>> Start Provided records
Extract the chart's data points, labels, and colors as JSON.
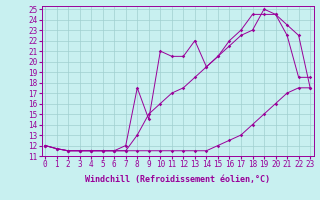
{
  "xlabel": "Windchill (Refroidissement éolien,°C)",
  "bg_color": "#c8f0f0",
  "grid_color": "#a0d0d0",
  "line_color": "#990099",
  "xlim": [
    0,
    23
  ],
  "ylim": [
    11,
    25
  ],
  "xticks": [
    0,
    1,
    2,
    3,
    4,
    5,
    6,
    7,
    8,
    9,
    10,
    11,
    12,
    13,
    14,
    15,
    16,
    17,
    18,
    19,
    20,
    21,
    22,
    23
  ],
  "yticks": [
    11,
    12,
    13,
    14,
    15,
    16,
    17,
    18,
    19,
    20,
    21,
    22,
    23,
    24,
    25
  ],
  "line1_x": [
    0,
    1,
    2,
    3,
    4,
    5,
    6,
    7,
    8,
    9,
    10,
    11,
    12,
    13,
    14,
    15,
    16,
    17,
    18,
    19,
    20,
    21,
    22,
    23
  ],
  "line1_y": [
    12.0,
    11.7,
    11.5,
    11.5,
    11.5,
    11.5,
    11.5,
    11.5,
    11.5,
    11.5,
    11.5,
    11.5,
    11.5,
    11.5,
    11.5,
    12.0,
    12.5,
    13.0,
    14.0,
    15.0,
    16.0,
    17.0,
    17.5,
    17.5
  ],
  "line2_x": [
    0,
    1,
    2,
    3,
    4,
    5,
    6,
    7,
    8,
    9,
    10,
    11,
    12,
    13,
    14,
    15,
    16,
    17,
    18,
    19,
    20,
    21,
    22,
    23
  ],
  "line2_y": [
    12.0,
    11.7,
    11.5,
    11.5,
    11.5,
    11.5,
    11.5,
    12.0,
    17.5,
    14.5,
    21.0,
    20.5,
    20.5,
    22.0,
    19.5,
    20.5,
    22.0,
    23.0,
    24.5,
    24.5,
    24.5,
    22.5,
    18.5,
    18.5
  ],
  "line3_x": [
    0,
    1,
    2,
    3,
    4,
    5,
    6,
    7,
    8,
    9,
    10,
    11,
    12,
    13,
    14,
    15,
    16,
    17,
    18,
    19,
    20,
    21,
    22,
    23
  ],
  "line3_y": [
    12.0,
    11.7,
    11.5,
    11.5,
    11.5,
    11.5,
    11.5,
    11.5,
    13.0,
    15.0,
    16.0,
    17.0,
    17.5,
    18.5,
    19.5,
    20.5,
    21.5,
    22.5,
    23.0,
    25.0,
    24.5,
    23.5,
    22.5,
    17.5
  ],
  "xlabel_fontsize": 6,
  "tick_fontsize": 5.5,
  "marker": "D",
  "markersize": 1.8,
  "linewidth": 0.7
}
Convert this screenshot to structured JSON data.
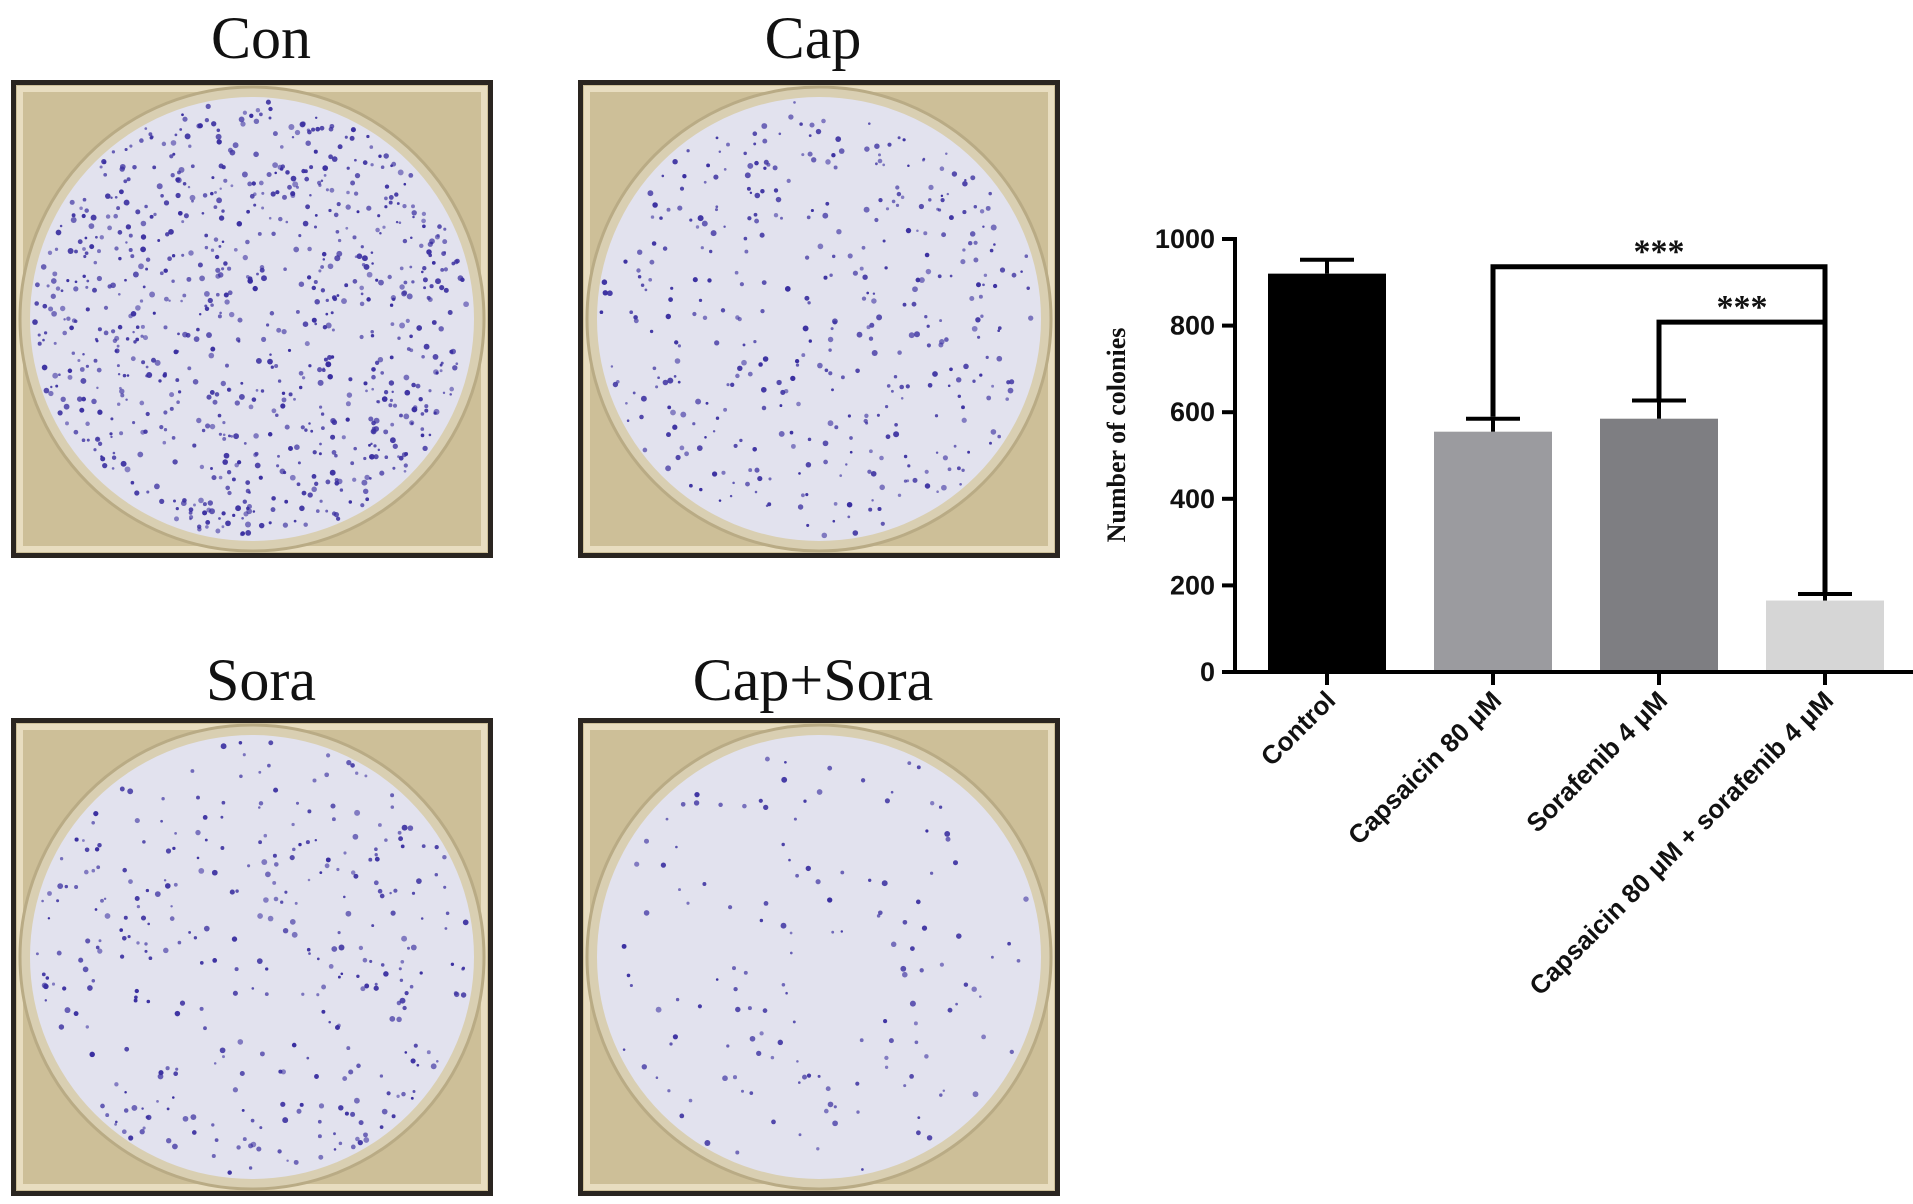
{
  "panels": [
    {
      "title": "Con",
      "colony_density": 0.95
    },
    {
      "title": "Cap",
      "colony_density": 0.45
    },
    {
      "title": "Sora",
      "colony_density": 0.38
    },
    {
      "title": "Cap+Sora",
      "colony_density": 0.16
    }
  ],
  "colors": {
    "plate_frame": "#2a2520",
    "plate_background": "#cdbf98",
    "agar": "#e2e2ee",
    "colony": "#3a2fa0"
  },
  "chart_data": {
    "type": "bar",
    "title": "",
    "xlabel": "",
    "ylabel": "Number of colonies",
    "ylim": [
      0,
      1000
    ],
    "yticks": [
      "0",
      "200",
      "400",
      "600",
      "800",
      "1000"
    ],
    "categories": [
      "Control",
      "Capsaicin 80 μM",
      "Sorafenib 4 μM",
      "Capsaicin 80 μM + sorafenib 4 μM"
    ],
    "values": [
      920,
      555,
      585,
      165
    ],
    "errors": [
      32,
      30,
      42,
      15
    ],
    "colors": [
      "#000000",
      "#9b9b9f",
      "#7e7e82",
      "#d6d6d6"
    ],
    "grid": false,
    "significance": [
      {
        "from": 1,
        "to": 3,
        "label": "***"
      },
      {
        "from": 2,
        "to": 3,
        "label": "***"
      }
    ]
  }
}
>> End Provided records
> _What the task asks_
Transcribe the listing in full and omit the pictures.

> _Written answer_
Extract the chart's data points, labels, and colors as JSON.
{
  "xlabel": "Windchill (Refroidissement éolien,°C)",
  "bg_color": "#c8f0f0",
  "grid_color": "#a0d0d0",
  "line_color": "#990099",
  "xlim": [
    0,
    23
  ],
  "ylim": [
    11,
    25
  ],
  "xticks": [
    0,
    1,
    2,
    3,
    4,
    5,
    6,
    7,
    8,
    9,
    10,
    11,
    12,
    13,
    14,
    15,
    16,
    17,
    18,
    19,
    20,
    21,
    22,
    23
  ],
  "yticks": [
    11,
    12,
    13,
    14,
    15,
    16,
    17,
    18,
    19,
    20,
    21,
    22,
    23,
    24,
    25
  ],
  "line1_x": [
    0,
    1,
    2,
    3,
    4,
    5,
    6,
    7,
    8,
    9,
    10,
    11,
    12,
    13,
    14,
    15,
    16,
    17,
    18,
    19,
    20,
    21,
    22,
    23
  ],
  "line1_y": [
    12.0,
    11.7,
    11.5,
    11.5,
    11.5,
    11.5,
    11.5,
    11.5,
    11.5,
    11.5,
    11.5,
    11.5,
    11.5,
    11.5,
    11.5,
    12.0,
    12.5,
    13.0,
    14.0,
    15.0,
    16.0,
    17.0,
    17.5,
    17.5
  ],
  "line2_x": [
    0,
    1,
    2,
    3,
    4,
    5,
    6,
    7,
    8,
    9,
    10,
    11,
    12,
    13,
    14,
    15,
    16,
    17,
    18,
    19,
    20,
    21,
    22,
    23
  ],
  "line2_y": [
    12.0,
    11.7,
    11.5,
    11.5,
    11.5,
    11.5,
    11.5,
    12.0,
    17.5,
    14.5,
    21.0,
    20.5,
    20.5,
    22.0,
    19.5,
    20.5,
    22.0,
    23.0,
    24.5,
    24.5,
    24.5,
    22.5,
    18.5,
    18.5
  ],
  "line3_x": [
    0,
    1,
    2,
    3,
    4,
    5,
    6,
    7,
    8,
    9,
    10,
    11,
    12,
    13,
    14,
    15,
    16,
    17,
    18,
    19,
    20,
    21,
    22,
    23
  ],
  "line3_y": [
    12.0,
    11.7,
    11.5,
    11.5,
    11.5,
    11.5,
    11.5,
    11.5,
    13.0,
    15.0,
    16.0,
    17.0,
    17.5,
    18.5,
    19.5,
    20.5,
    21.5,
    22.5,
    23.0,
    25.0,
    24.5,
    23.5,
    22.5,
    17.5
  ],
  "xlabel_fontsize": 6,
  "tick_fontsize": 5.5,
  "marker": "D",
  "markersize": 1.8,
  "linewidth": 0.7
}
Convert this screenshot to structured JSON data.
{
  "panels": [
    {
      "title": "Con",
      "colony_density": 0.95
    },
    {
      "title": "Cap",
      "colony_density": 0.45
    },
    {
      "title": "Sora",
      "colony_density": 0.38
    },
    {
      "title": "Cap+Sora",
      "colony_density": 0.16
    }
  ],
  "colors": {
    "plate_frame": "#2a2520",
    "plate_background": "#cdbf98",
    "agar": "#e2e2ee",
    "colony": "#3a2fa0"
  },
  "chart_data": {
    "type": "bar",
    "title": "",
    "xlabel": "",
    "ylabel": "Number of colonies",
    "ylim": [
      0,
      1000
    ],
    "yticks": [
      "0",
      "200",
      "400",
      "600",
      "800",
      "1000"
    ],
    "categories": [
      "Control",
      "Capsaicin 80 μM",
      "Sorafenib 4 μM",
      "Capsaicin 80 μM + sorafenib 4 μM"
    ],
    "values": [
      920,
      555,
      585,
      165
    ],
    "errors": [
      32,
      30,
      42,
      15
    ],
    "colors": [
      "#000000",
      "#9b9b9f",
      "#7e7e82",
      "#d6d6d6"
    ],
    "grid": false,
    "significance": [
      {
        "from": 1,
        "to": 3,
        "label": "***"
      },
      {
        "from": 2,
        "to": 3,
        "label": "***"
      }
    ]
  }
}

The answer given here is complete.